§ Input for this task:
— BEGIN —
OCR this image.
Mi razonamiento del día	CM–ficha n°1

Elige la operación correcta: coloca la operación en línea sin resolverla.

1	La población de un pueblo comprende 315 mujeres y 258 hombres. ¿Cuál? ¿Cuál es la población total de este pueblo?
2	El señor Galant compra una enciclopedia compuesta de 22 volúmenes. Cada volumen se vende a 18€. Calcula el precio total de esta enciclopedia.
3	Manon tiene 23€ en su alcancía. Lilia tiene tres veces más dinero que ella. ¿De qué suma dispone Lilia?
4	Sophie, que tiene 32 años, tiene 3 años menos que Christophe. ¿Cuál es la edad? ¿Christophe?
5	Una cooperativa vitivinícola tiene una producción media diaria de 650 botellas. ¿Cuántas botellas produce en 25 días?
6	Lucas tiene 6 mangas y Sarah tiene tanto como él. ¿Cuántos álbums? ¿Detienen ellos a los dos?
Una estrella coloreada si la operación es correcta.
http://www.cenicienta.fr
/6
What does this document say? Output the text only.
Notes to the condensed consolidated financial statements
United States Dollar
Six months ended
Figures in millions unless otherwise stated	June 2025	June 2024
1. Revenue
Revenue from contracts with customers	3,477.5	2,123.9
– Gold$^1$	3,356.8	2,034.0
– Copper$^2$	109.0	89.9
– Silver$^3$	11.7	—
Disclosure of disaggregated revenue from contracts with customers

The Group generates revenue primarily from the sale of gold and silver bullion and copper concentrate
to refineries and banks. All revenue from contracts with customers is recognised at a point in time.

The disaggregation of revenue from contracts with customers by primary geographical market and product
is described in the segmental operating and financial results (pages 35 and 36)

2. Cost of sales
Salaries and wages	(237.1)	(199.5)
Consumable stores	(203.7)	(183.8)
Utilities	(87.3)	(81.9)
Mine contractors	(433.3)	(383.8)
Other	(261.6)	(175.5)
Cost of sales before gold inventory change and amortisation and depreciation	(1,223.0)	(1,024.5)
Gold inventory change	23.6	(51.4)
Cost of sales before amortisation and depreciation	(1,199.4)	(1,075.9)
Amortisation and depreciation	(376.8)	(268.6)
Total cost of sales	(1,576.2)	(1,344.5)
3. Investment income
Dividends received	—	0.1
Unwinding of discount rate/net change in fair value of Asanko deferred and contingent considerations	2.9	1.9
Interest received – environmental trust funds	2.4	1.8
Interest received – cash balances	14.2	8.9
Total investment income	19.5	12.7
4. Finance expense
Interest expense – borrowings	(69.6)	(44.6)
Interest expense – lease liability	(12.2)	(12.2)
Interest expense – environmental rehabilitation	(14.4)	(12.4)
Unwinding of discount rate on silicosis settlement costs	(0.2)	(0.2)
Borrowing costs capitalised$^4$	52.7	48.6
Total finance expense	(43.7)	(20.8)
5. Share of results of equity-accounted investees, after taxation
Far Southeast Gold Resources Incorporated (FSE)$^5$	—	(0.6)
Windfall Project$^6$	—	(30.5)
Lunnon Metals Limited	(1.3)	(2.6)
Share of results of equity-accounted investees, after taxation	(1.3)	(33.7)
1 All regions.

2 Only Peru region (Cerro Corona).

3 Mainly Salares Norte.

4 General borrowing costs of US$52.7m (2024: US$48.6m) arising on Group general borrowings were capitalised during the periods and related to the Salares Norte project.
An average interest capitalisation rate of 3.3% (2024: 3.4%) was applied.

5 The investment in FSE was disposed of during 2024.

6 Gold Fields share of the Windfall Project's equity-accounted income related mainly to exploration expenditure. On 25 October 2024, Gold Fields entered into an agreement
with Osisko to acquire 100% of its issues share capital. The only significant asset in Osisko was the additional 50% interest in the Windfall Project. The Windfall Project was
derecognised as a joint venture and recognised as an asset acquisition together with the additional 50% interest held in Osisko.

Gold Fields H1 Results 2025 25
— END —
§ Goal: Every line above should be written out again exactly as it stands.

§ Exercise response:
OCR this image.
Mi razonamiento del día	CM–ficha n°1

Elige la operación correcta: coloca la operación en línea sin resolverla.

1	La población de un pueblo comprende 315 mujeres y 258 hombres. ¿Cuál? ¿Cuál es la población total de este pueblo?
2	El señor Galant compra una enciclopedia compuesta de 22 volúmenes. Cada volumen se vende a 18€. Calcula el precio total de esta enciclopedia.
3	Manon tiene 23€ en su alcancía. Lilia tiene tres veces más dinero que ella. ¿De qué suma dispone Lilia?
4	Sophie, que tiene 32 años, tiene 3 años menos que Christophe. ¿Cuál es la edad? ¿Christophe?
5	Una cooperativa vitivinícola tiene una producción media diaria de 650 botellas. ¿Cuántas botellas produce en 25 días?
6	Lucas tiene 6 mangas y Sarah tiene tanto como él. ¿Cuántos álbums? ¿Detienen ellos a los dos?
Una estrella coloreada si la operación es correcta.
http://www.cenicienta.fr
/6
What does this document say? Output the text only.
Notes to the condensed consolidated financial statements
United States Dollar
Six months ended
Figures in millions unless otherwise stated	June 2025	June 2024
1. Revenue
Revenue from contracts with customers	3,477.5	2,123.9
– Gold$^1$	3,356.8	2,034.0
– Copper$^2$	109.0	89.9
– Silver$^3$	11.7	—
Disclosure of disaggregated revenue from contracts with customers

The Group generates revenue primarily from the sale of gold and silver bullion and copper concentrate
to refineries and banks. All revenue from contracts with customers is recognised at a point in time.

The disaggregation of revenue from contracts with customers by primary geographical market and product
is described in the segmental operating and financial results (pages 35 and 36)

2. Cost of sales
Salaries and wages	(237.1)	(199.5)
Consumable stores	(203.7)	(183.8)
Utilities	(87.3)	(81.9)
Mine contractors	(433.3)	(383.8)
Other	(261.6)	(175.5)
Cost of sales before gold inventory change and amortisation and depreciation	(1,223.0)	(1,024.5)
Gold inventory change	23.6	(51.4)
Cost of sales before amortisation and depreciation	(1,199.4)	(1,075.9)
Amortisation and depreciation	(376.8)	(268.6)
Total cost of sales	(1,576.2)	(1,344.5)
3. Investment income
Dividends received	—	0.1
Unwinding of discount rate/net change in fair value of Asanko deferred and contingent considerations	2.9	1.9
Interest received – environmental trust funds	2.4	1.8
Interest received – cash balances	14.2	8.9
Total investment income	19.5	12.7
4. Finance expense
Interest expense – borrowings	(69.6)	(44.6)
Interest expense – lease liability	(12.2)	(12.2)
Interest expense – environmental rehabilitation	(14.4)	(12.4)
Unwinding of discount rate on silicosis settlement costs	(0.2)	(0.2)
Borrowing costs capitalised$^4$	52.7	48.6
Total finance expense	(43.7)	(20.8)
5. Share of results of equity-accounted investees, after taxation
Far Southeast Gold Resources Incorporated (FSE)$^5$	—	(0.6)
Windfall Project$^6$	—	(30.5)
Lunnon Metals Limited	(1.3)	(2.6)
Share of results of equity-accounted investees, after taxation	(1.3)	(33.7)
1 All regions.

2 Only Peru region (Cerro Corona).

3 Mainly Salares Norte.

4 General borrowing costs of US$52.7m (2024: US$48.6m) arising on Group general borrowings were capitalised during the periods and related to the Salares Norte project.
An average interest capitalisation rate of 3.3% (2024: 3.4%) was applied.

5 The investment in FSE was disposed of during 2024.

6 Gold Fields share of the Windfall Project's equity-accounted income related mainly to exploration expenditure. On 25 October 2024, Gold Fields entered into an agreement
with Osisko to acquire 100% of its issues share capital. The only significant asset in Osisko was the additional 50% interest in the Windfall Project. The Windfall Project was
derecognised as a joint venture and recognised as an asset acquisition together with the additional 50% interest held in Osisko.

Gold Fields H1 Results 2025 25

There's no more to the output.